**Data entries for graphics:**

## begin

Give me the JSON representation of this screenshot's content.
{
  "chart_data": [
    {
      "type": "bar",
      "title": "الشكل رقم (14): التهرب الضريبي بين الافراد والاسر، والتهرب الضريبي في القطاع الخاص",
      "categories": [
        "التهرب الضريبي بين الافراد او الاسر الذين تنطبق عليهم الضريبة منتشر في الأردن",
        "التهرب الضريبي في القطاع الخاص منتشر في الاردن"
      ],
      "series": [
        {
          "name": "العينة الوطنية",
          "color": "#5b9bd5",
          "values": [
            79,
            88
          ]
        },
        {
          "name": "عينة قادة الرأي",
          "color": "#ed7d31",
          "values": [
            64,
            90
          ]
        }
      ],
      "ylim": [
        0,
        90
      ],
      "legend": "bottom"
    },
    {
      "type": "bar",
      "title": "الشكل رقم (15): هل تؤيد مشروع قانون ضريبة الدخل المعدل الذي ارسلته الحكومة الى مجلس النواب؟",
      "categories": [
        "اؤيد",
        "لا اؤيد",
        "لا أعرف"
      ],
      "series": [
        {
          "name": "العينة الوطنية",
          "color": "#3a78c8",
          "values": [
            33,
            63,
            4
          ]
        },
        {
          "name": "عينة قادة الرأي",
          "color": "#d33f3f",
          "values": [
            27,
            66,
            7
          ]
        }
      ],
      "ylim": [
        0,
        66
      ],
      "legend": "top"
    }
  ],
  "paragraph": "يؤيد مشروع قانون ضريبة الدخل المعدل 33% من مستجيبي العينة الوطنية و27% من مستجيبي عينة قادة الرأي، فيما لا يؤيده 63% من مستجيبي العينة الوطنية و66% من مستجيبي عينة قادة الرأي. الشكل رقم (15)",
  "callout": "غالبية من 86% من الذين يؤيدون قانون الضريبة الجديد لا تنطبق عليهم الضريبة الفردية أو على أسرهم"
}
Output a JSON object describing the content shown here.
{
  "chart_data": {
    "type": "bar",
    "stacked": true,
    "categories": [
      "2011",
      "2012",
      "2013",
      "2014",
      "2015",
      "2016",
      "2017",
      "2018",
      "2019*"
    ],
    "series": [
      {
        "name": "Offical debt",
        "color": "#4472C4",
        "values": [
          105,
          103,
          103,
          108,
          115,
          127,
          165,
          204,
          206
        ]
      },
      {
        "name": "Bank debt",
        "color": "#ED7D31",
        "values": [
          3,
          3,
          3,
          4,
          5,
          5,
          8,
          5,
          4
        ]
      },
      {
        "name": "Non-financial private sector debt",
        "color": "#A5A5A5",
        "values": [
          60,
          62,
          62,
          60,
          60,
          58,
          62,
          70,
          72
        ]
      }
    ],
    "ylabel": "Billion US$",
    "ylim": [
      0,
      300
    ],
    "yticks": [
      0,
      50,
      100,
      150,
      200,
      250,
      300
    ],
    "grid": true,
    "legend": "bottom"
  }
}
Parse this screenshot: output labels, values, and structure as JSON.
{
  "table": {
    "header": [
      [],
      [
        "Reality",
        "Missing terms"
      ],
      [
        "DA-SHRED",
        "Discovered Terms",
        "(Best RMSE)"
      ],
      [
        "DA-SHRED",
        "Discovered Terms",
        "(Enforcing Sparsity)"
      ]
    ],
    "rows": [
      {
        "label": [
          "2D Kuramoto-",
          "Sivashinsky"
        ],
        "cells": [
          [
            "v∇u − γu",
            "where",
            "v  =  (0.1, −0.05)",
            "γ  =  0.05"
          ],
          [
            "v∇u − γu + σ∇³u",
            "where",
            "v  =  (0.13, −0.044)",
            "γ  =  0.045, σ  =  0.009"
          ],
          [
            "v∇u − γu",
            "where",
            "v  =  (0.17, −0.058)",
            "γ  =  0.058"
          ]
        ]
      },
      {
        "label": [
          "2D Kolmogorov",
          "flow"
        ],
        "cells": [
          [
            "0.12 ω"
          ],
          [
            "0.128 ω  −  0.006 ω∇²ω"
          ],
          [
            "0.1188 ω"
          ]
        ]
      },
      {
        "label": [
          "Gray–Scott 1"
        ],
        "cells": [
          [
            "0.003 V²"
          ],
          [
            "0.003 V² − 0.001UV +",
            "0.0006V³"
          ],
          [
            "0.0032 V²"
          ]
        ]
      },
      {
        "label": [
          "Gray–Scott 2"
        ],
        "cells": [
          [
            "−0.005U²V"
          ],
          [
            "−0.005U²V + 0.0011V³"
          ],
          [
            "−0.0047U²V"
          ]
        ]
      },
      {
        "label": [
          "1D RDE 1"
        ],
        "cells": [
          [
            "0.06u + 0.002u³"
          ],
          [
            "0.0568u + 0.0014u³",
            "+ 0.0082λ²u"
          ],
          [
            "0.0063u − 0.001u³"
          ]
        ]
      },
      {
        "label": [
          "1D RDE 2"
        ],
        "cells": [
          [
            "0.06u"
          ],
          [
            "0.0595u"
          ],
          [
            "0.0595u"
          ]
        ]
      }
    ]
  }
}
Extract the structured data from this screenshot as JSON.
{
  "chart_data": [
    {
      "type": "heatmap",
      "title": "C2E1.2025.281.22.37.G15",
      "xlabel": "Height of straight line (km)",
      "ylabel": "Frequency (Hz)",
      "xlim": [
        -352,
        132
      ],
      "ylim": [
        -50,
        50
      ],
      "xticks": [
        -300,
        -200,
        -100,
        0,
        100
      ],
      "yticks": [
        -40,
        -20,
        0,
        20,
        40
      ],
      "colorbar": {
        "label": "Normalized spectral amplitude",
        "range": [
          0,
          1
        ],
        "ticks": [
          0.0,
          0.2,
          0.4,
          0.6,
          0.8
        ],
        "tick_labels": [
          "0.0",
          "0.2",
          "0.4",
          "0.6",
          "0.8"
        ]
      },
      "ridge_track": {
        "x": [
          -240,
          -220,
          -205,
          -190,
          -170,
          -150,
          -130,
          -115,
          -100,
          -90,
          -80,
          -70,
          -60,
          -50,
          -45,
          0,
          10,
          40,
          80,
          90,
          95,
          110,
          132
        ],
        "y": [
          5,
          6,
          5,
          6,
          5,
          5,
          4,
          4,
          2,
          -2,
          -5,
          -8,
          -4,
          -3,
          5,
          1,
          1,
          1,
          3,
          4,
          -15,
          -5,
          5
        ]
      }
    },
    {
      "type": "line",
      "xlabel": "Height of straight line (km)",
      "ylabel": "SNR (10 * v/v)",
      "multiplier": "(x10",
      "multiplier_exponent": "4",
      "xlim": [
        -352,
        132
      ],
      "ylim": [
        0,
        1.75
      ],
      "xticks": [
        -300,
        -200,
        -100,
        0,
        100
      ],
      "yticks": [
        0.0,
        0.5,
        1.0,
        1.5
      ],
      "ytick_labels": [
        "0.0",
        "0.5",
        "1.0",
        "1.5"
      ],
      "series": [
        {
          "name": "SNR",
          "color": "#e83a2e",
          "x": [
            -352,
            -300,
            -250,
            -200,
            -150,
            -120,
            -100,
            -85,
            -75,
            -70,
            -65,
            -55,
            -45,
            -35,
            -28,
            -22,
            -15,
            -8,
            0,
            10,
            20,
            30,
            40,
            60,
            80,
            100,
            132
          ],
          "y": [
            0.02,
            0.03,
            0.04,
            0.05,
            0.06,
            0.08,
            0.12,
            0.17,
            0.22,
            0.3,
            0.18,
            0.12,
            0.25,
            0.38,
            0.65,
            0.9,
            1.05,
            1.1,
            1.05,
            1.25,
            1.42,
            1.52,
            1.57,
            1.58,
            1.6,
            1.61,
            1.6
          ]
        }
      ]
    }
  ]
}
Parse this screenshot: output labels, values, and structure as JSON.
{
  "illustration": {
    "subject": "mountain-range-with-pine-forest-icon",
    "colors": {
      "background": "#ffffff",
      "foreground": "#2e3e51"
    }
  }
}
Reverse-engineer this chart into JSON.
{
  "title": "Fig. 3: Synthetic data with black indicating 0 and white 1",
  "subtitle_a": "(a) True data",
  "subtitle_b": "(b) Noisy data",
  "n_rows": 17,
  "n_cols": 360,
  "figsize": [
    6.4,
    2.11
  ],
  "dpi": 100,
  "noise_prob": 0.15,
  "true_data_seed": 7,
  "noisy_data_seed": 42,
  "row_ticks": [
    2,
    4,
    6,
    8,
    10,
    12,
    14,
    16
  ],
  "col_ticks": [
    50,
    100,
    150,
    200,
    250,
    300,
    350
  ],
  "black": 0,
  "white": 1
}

## end

Check each line of the records for the word "range", and show the lines that contain it.

        "range": [
    "subject": "mountain-range-with-pine-forest-icon",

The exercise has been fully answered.